## start Data excerpts

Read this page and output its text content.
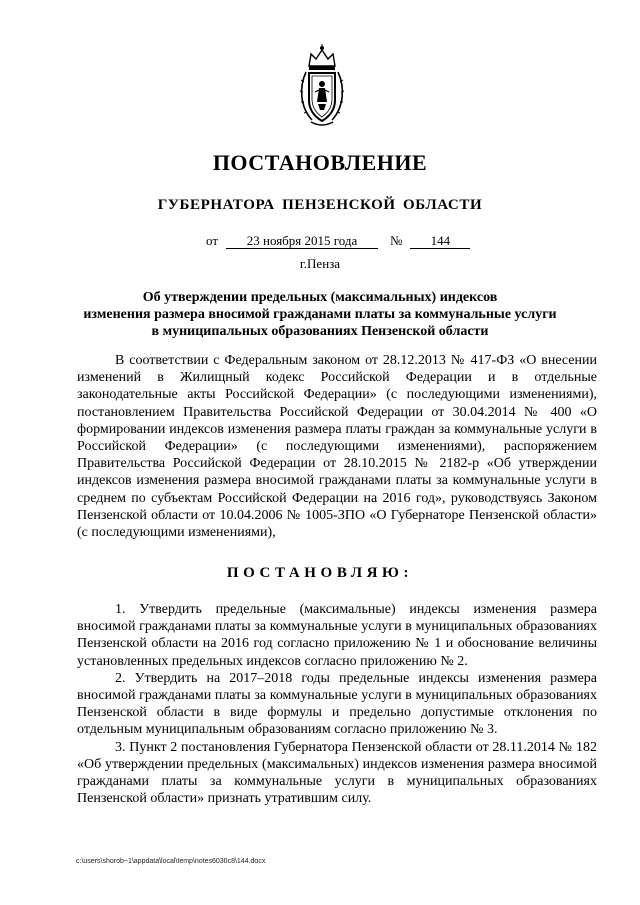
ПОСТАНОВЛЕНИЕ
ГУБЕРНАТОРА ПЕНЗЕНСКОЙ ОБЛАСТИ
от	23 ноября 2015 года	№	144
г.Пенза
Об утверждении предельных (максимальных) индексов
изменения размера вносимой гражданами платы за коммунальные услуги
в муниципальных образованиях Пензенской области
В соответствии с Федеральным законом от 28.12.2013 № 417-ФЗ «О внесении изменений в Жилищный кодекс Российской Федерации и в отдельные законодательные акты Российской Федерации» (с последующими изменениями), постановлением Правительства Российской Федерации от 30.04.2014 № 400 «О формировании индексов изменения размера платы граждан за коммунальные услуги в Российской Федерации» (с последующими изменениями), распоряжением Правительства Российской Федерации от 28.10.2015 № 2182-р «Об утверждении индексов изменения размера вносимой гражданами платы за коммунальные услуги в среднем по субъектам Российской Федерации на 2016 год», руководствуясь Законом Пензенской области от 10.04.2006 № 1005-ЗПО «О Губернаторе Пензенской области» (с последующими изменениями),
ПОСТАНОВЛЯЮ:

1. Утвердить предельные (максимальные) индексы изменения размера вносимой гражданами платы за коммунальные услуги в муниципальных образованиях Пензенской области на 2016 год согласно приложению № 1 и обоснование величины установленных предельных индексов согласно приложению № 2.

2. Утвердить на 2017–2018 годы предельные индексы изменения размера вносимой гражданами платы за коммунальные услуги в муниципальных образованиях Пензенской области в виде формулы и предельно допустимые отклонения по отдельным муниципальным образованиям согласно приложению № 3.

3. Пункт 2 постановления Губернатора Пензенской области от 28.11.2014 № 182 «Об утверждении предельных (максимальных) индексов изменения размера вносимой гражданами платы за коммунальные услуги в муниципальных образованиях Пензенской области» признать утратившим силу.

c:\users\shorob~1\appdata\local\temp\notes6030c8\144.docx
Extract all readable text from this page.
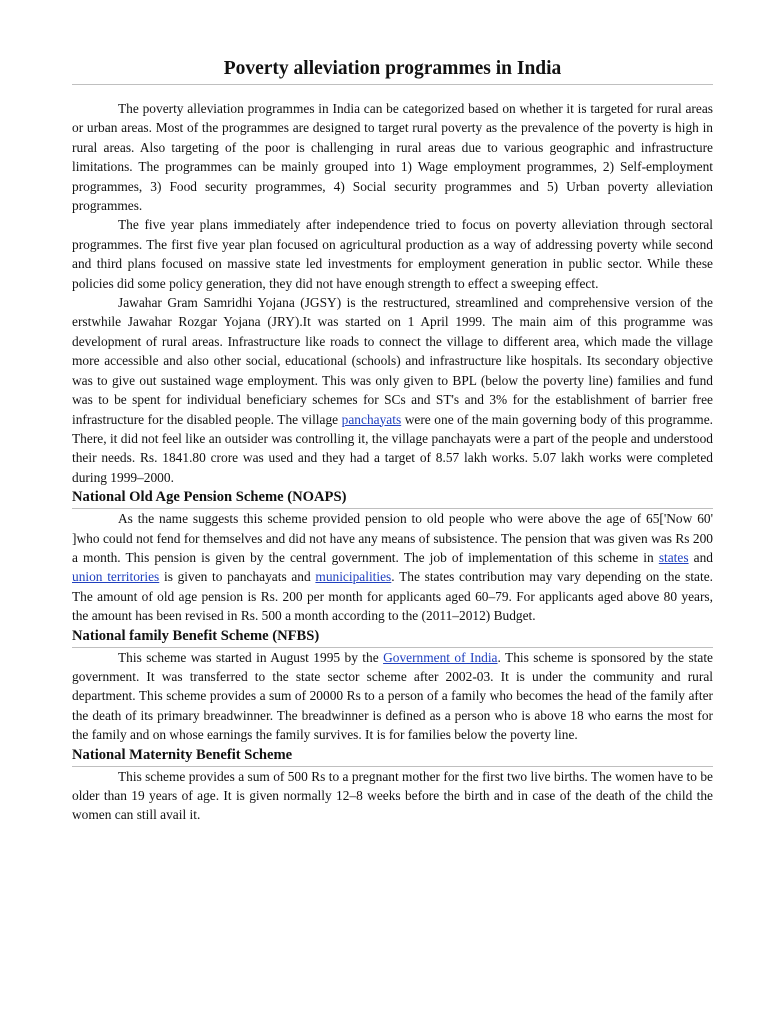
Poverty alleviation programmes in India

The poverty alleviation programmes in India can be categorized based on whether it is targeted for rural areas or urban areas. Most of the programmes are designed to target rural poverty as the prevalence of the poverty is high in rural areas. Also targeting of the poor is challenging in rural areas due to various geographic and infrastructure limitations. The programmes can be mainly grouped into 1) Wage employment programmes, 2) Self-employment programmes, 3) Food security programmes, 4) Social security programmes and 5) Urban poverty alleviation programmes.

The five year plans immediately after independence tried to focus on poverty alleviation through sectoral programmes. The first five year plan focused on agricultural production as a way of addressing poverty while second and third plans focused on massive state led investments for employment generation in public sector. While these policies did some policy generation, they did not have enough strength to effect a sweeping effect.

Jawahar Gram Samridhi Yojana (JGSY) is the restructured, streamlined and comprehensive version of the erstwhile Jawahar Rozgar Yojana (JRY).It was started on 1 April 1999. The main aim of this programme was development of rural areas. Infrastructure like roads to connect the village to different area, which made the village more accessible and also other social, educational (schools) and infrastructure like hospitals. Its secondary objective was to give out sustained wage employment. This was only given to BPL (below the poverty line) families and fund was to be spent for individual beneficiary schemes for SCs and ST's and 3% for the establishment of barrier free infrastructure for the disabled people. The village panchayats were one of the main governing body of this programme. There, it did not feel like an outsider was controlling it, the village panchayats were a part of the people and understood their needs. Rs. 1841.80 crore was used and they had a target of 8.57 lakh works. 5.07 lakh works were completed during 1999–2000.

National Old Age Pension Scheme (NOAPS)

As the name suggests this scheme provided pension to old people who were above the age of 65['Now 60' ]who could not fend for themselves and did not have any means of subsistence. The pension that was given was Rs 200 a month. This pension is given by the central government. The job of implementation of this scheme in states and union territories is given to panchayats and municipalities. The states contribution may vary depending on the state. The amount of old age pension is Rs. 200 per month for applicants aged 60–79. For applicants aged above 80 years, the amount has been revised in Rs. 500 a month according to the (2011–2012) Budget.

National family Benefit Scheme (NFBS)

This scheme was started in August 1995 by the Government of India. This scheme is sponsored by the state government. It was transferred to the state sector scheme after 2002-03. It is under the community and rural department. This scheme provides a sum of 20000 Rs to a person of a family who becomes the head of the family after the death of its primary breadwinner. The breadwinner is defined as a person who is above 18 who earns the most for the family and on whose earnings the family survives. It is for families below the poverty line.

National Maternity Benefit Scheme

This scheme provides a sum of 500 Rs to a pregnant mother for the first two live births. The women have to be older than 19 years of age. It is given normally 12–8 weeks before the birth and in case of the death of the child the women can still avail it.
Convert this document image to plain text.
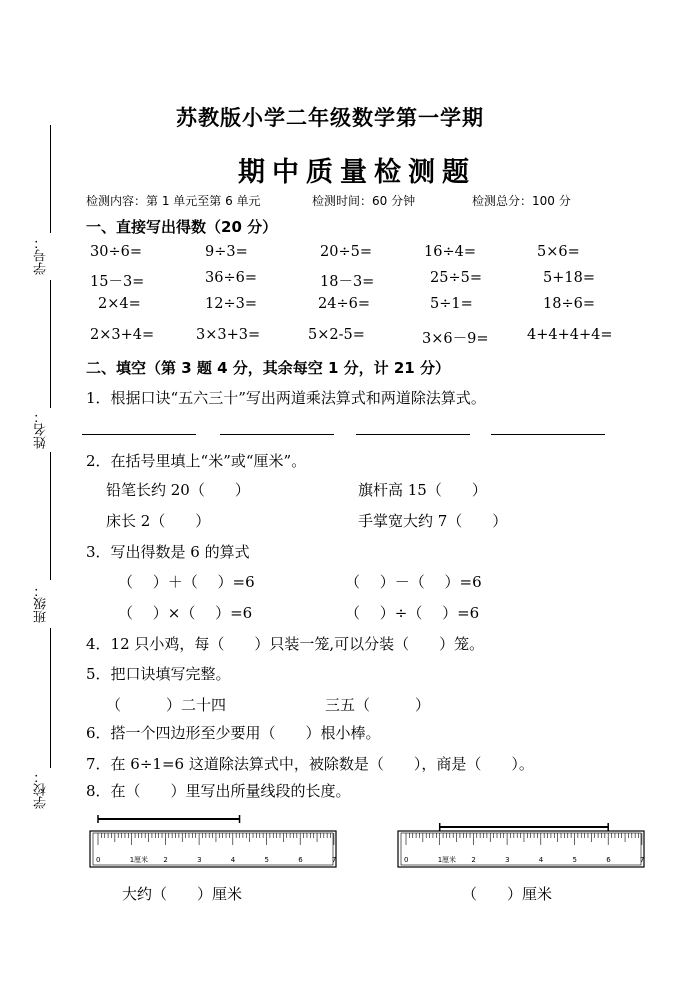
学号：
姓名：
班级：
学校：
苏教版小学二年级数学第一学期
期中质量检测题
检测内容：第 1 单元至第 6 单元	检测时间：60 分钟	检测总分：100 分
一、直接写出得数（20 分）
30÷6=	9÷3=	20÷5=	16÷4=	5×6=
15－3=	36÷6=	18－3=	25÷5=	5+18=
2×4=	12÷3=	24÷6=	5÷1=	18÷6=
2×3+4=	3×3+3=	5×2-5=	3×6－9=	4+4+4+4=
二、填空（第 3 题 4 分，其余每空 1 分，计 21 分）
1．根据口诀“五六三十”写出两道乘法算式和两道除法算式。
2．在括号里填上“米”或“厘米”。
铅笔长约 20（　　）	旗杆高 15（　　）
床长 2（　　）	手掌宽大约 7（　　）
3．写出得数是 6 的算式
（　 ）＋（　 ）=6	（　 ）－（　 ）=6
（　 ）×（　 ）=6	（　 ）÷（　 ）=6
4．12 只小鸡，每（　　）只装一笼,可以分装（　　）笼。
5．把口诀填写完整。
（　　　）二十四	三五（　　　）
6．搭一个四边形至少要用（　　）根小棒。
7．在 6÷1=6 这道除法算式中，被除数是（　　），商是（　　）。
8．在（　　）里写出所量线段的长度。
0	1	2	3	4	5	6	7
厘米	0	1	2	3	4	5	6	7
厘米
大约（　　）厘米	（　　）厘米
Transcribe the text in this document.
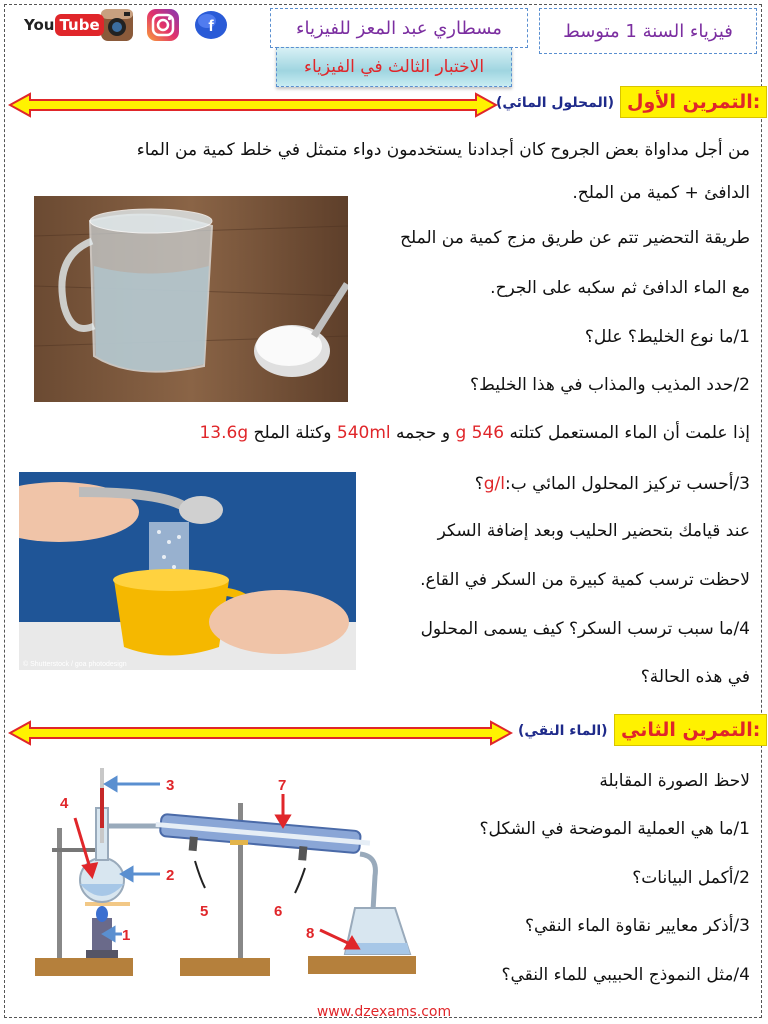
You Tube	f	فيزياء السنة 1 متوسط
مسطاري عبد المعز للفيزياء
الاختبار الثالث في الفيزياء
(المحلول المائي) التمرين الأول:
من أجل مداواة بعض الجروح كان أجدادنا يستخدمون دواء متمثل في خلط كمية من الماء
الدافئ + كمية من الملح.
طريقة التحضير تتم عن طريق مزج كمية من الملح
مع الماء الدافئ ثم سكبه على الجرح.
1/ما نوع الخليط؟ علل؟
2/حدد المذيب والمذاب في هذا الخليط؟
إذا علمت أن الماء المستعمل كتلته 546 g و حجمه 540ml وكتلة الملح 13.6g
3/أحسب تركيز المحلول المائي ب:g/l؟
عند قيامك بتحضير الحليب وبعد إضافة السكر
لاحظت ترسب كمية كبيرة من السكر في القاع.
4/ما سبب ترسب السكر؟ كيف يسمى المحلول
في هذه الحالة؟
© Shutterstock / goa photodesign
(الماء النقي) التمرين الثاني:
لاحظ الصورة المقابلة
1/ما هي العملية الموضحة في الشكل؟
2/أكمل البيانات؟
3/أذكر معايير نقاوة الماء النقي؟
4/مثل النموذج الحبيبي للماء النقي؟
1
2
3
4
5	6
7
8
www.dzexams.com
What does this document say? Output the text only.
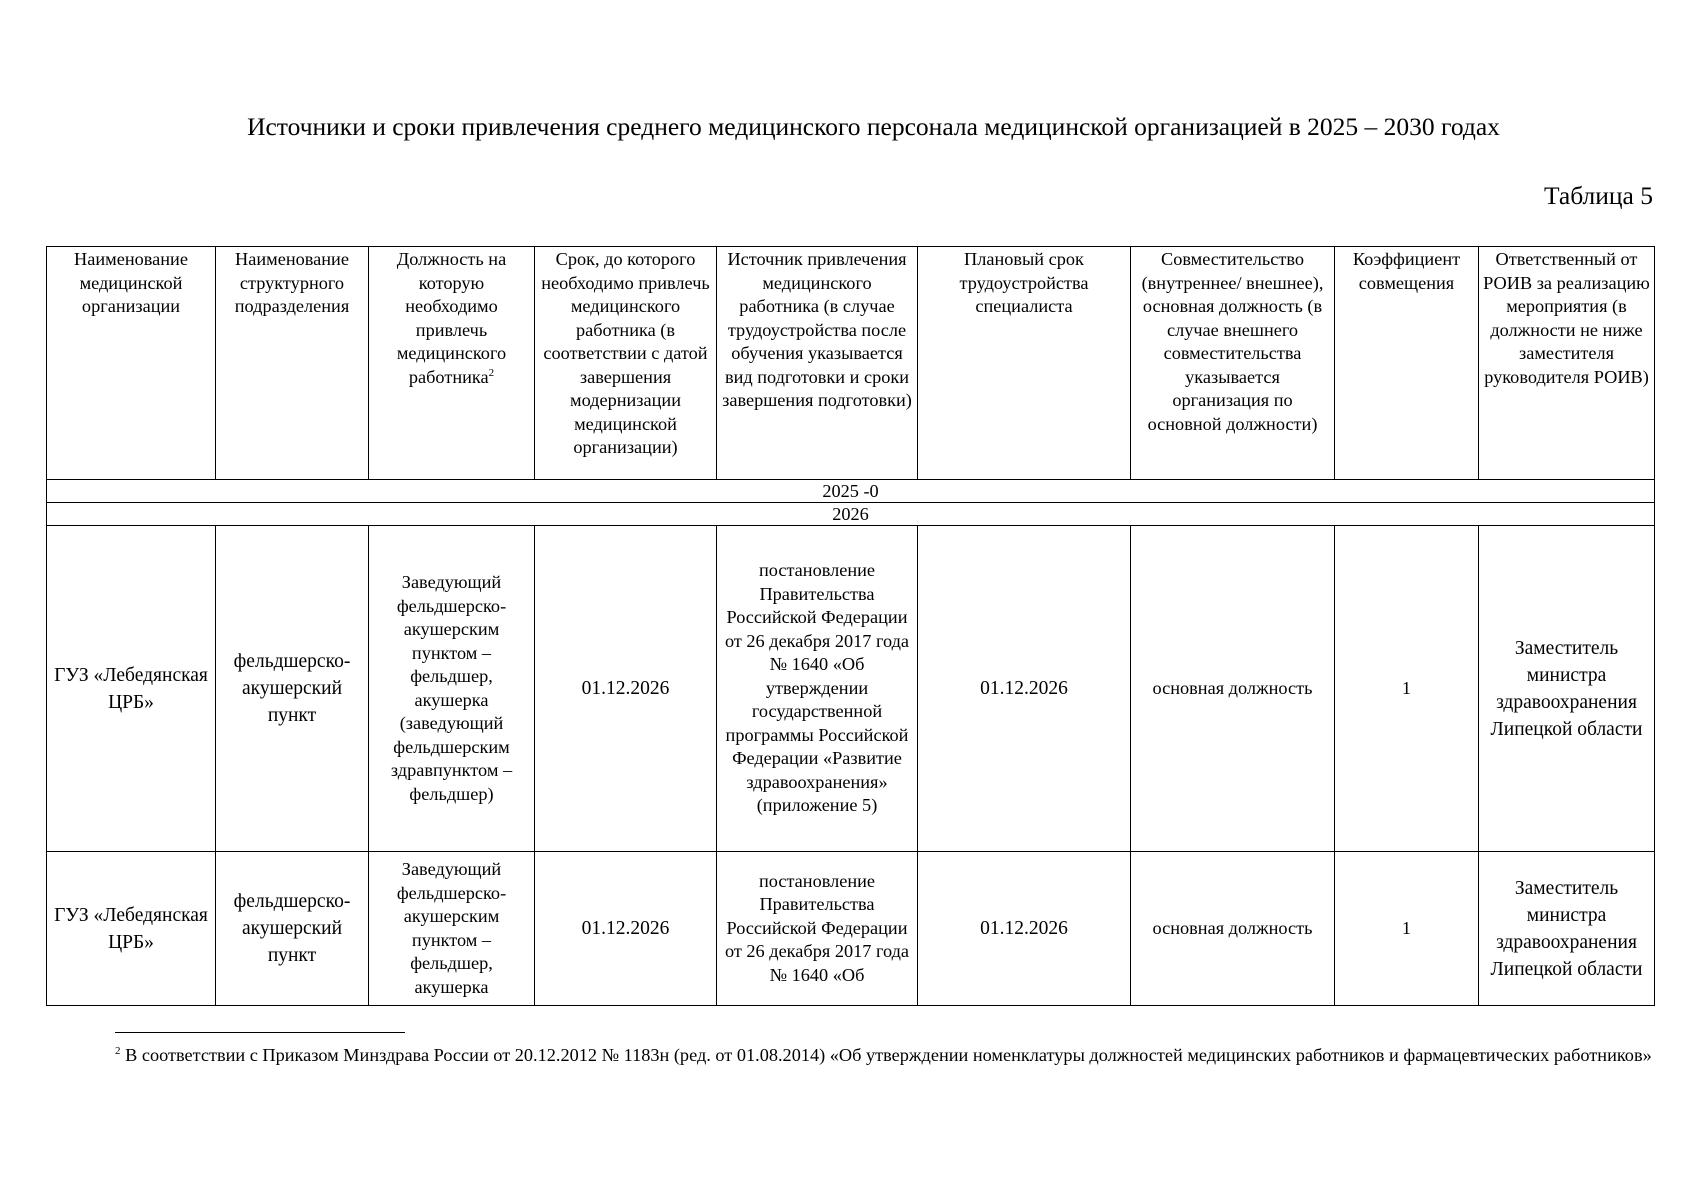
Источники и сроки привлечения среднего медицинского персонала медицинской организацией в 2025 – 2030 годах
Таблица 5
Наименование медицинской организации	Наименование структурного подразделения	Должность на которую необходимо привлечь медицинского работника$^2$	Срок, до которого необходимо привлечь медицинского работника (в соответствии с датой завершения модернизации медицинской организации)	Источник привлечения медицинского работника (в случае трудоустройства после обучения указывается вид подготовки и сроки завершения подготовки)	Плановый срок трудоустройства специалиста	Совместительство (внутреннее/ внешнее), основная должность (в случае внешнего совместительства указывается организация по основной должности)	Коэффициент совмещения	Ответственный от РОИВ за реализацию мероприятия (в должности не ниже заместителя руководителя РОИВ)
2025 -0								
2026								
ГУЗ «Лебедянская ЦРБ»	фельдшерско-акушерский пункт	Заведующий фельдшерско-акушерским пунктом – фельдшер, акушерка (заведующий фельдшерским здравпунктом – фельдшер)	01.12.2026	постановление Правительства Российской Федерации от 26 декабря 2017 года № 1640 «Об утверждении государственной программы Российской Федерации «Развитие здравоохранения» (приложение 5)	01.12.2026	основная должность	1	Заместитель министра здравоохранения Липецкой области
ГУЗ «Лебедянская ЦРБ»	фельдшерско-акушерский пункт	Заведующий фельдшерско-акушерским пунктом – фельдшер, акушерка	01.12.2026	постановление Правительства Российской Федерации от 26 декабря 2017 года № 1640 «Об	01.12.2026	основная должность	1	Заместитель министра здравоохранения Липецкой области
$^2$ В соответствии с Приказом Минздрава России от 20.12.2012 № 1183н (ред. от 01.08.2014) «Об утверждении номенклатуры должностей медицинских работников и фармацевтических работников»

## end Data excerpts

◆ **Exercise prompt**
Find the lines above that include the string "максимальных" and copy them.

◆ **Task response**
Об утверждении предельных (максимальных) индексов
3. Пункт 2 постановления Губернатора Пензенской области от 28.11.2014 № 182 «Об утверждении предельных (максимальных) индексов изменения размера вносимой гражданами платы за коммунальные услуги в муниципальных образованиях Пензенской области» признать утратившим силу.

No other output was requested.